# Nvidia-Drivers-100.14.23?

## lituxer

Ich wollte mal den neusten Nvidia-Treiber ausprobieren. Dazu habe ich den Treiber in die package.keywords gesetzt.

Soweit sogut. Beim Update wurde mir der Treiber 100.14.19 abgeboten. Welcher auch prima funktioniert.

Nur habe ich festgestellt, das es noch den nvidia-drivers-100.14.23 gibt. Das ebuild steht auch in /usr/portage.

Da er nicht hardmask ist, sollte er doch angeboten werden. 

Wenn ich versuche den Treiber mit genauer Versionsnummer zuinstallieren, kommt als Fehlermeldung: Ich soll das ebuild überprüfen. Nur was soll ich da überprüfen?

Brauchen tu ich den Treiber nicht, aber wissen möchte ich schon, warum das nicht funktioniert.

----------

## franzf

 *lituxer wrote:*   

> Da er nicht hardmask ist, sollte er doch angeboten werden.

 

Der IST HardMasked!

 *Quote:*   

> # eix nvidia-drivers
> 
> [I] x11-drivers/nvidia-drivers
> 
>      Available versions:  1.0.7185 1.0.9639 (~)71.86.01 (~)96.43.01 100.14.09 (~)100.14.11 (~)100.14.19 [M](~)100.14.23 {acpi gtk kernel_linux multilib}

 

Also ab nach package.unmask damit  :Wink: 

----------

## lituxer

 *Quote:*   

> Der IST HardMasked! 

 

Ich hatte dies unter http://gentoo-portage.com/ nachgeschaut. Als ich mir dort die nvidia-drivers anzeigen lies, war dort kein Vermerk von hardmask. Anscheinend haben sie das wohl vergessen.

Trotzdem Danke für Deine Info. Wie ich schon schrieb, brauche ich den Treiber nicht. Wollte nur wissen warum.

Dafür habe ich wenigstens was neues gelernt  :Very Happy:   und mir eix installiert.

----------

## franzf

 *lituxer wrote:*   

>  *Quote:*   Der IST HardMasked!  
> 
> Ich hatte dies unter http://gentoo-portage.com/ nachgeschaut. Als ich mir dort die nvidia-drivers anzeigen lies, war dort kein Vermerk von hardmask. Anscheinend haben sie das wohl vergessen.

 

Schau mal hier:

http://packages2.gentoo.org/package/x11-drivers/nvidia-drivers

Ist übersichtlicher (und offizieller) als gentoo-portage.com

----------

## lituxer

 *Quote:*   

> Schau mal hier:
> 
> http://packages2.gentoo.org/package/x11-drivers/nvidia-drivers
> 
> Ist übersichtlicher (und offizieller) als gentoo-portage.com

 

Das ist ja perfekt. Habe ich sofort als Bookmark gesetzt.

**********

▶ _Verständnisfragen_
1) Beantworten Sie anhand des Forenthreads zum Nvidia-Treiber diese Fragen:
(a) Welche Treiberversion wurde lituxer beim Update angeboten?
(b) Welches Programm hat lituxer nach eigener Aussage installiert?
(c) Welche Adresse empfiehlt franzf anstelle von gentoo-portage.com?
2) Setzen Sie den Forenthread zum Nvidia-Treiber nach dem letzten gezeigten Beitrag mit einer weiteren Antwort fort.

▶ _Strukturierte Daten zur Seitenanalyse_
**********

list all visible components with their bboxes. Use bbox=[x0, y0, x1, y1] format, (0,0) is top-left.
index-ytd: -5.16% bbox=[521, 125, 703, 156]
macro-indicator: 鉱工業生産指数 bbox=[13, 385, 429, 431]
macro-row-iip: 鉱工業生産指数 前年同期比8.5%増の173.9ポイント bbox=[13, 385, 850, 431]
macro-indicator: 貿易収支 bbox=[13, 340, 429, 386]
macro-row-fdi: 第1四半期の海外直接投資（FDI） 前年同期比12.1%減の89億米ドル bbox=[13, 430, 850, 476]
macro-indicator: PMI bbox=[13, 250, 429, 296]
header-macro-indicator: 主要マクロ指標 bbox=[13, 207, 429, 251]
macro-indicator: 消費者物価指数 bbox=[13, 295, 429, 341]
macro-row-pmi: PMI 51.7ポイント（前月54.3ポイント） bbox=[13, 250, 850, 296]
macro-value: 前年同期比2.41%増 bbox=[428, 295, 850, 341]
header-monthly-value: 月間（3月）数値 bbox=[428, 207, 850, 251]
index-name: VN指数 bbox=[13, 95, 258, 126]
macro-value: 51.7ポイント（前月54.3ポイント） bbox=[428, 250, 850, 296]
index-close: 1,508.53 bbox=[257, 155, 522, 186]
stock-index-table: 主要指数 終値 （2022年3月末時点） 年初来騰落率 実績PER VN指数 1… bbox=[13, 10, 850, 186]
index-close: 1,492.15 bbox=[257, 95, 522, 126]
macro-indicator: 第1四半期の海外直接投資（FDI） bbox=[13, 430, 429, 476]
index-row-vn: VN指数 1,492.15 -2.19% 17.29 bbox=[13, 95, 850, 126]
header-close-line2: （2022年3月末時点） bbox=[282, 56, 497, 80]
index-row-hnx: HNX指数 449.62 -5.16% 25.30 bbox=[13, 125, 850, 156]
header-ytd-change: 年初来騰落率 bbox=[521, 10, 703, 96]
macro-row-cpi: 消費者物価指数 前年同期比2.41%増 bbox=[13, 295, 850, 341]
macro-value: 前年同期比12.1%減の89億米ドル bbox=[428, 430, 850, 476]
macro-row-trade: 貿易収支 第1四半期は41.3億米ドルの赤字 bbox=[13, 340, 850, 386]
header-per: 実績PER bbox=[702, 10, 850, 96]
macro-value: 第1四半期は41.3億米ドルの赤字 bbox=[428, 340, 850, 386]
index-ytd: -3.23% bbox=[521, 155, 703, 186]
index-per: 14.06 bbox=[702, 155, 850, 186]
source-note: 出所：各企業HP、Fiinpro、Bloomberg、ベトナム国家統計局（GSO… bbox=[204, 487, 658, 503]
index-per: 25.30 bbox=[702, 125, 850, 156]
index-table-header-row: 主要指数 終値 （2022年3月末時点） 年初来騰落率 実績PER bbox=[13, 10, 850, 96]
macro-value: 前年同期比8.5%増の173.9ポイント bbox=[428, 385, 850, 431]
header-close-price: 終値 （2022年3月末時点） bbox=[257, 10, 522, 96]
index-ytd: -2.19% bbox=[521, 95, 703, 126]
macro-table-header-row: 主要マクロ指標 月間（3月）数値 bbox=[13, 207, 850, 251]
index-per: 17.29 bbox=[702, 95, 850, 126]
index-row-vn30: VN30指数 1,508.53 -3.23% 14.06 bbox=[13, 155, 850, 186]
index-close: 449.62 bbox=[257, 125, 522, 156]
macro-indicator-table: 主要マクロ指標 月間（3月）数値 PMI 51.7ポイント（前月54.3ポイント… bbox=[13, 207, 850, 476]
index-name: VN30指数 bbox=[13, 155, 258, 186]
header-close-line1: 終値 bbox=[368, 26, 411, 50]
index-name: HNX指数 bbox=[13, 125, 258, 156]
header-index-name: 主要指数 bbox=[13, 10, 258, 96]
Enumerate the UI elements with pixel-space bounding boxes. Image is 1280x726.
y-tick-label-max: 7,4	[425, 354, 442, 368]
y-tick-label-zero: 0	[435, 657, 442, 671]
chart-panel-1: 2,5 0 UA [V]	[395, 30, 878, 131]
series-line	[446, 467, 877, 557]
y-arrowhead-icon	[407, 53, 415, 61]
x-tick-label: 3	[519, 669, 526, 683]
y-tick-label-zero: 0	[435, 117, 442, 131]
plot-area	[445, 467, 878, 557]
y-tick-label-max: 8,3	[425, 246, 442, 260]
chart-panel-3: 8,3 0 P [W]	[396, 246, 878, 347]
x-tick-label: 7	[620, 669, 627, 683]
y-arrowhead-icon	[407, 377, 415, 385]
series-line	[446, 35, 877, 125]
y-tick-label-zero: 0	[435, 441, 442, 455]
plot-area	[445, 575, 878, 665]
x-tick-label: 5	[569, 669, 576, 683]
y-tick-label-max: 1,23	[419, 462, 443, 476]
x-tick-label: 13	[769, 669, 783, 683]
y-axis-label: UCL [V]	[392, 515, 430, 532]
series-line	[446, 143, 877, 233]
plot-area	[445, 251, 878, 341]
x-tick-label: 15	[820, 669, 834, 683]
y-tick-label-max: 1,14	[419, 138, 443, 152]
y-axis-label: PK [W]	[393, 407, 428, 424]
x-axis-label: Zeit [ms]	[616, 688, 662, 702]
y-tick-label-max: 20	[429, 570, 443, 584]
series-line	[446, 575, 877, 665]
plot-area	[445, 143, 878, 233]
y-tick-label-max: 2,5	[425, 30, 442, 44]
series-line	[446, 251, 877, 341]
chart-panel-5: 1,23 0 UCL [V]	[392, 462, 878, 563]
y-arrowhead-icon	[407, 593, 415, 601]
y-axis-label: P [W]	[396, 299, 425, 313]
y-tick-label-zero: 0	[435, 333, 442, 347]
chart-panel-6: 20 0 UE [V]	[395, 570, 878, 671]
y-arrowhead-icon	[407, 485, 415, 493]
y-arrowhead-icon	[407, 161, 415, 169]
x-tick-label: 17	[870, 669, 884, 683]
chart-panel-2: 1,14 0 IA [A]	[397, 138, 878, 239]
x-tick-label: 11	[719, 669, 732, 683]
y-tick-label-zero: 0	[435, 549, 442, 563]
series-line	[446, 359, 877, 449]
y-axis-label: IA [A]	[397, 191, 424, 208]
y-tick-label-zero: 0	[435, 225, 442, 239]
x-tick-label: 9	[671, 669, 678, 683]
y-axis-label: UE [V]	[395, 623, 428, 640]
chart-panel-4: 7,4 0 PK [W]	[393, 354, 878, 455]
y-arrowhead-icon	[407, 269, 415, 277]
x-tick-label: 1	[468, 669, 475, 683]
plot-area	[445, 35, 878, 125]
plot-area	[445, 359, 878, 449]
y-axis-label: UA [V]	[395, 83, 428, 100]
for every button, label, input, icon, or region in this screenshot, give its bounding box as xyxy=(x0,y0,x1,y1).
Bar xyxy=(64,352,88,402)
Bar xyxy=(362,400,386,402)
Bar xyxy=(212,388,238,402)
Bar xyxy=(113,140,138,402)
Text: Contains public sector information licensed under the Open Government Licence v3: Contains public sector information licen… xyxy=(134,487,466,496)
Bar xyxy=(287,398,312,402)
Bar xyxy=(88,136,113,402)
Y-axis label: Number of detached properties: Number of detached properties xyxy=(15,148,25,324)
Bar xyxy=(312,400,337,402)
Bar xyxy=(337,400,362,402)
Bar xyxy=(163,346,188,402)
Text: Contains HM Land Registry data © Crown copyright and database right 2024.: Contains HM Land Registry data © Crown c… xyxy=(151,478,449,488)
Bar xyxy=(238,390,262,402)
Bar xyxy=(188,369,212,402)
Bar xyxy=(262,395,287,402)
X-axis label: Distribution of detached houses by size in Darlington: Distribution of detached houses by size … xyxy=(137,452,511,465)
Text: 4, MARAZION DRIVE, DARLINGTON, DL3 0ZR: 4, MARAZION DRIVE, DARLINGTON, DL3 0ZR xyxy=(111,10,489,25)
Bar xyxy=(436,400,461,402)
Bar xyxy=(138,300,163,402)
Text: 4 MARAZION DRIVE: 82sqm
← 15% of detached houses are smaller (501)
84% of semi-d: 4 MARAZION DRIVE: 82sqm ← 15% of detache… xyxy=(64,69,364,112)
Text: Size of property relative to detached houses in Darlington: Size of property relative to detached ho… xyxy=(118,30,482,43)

**********

▶ _Lösungen_
1)
(a) Die Version 100.14.19.
(b) Das Programm eix.
(c) http://packages2.gentoo.org/package/x11-drivers/nvidia-drivers

2)
Vielen Dank

----------

## michel7

Also hier läuft der 23er Treiber nahezu perfekt seit 2 Wochen ... so long 

michel

----------

## Aldo

 *michel7 wrote:*   

> Also hier läuft der 23er Treiber nahezu perfekt seit 2 Wochen ... 

 

Was heißt "nahezu perfekt"? Wo hakt es denn noch?

----------

## michel7

 *Aldo wrote:*   

>  *michel7 wrote:*   Also hier läuft der 23er Treiber nahezu perfekt seit 2 Wochen ...  
> 
> Was heißt "nahezu perfekt"? Wo hakt es denn noch?

 

Irgendwie funktioniert das Übertakten nicht, weiss zwar nicht obs am Treiber liegt. Zwar gibts ensprechendes Menü, wo man den Speicher und GPU Takt einstellen kann, aber irgendwie wird die Einstellung nicht gespeichert. Komischerweise geht das Untertakten dagegen.

----------

## franzf

 *michel7 wrote:*   

>  *Aldo wrote:*    *michel7 wrote:*   Also hier läuft der 23er Treiber nahezu perfekt seit 2 Wochen ...  
> 
> Was heißt "nahezu perfekt"? Wo hakt es denn noch? 
> 
> Irgendwie funktioniert das Übertakten nicht, weiss zwar nicht obs am Treiber liegt. Zwar gibts ensprechendes Menü, wo man den Speicher und GPU Takt einstellen kann, aber irgendwie wird die Einstellung nicht gespeichert. Komischerweise geht das Untertakten dagegen.

 

```
USE=[gtk|qt3] emerge nvclock
```

Evtl. die Testing nehmen, hatte mit der aktuellen stable einen segfault mit der qt3-gui.

Das klappt bestens :=) (hier: MSI 6600GT)

----------

## michel7

nvclock braucht man nicht wirklich weils in der nvidia-settings bereits ne einstellung zum übertakten gibt.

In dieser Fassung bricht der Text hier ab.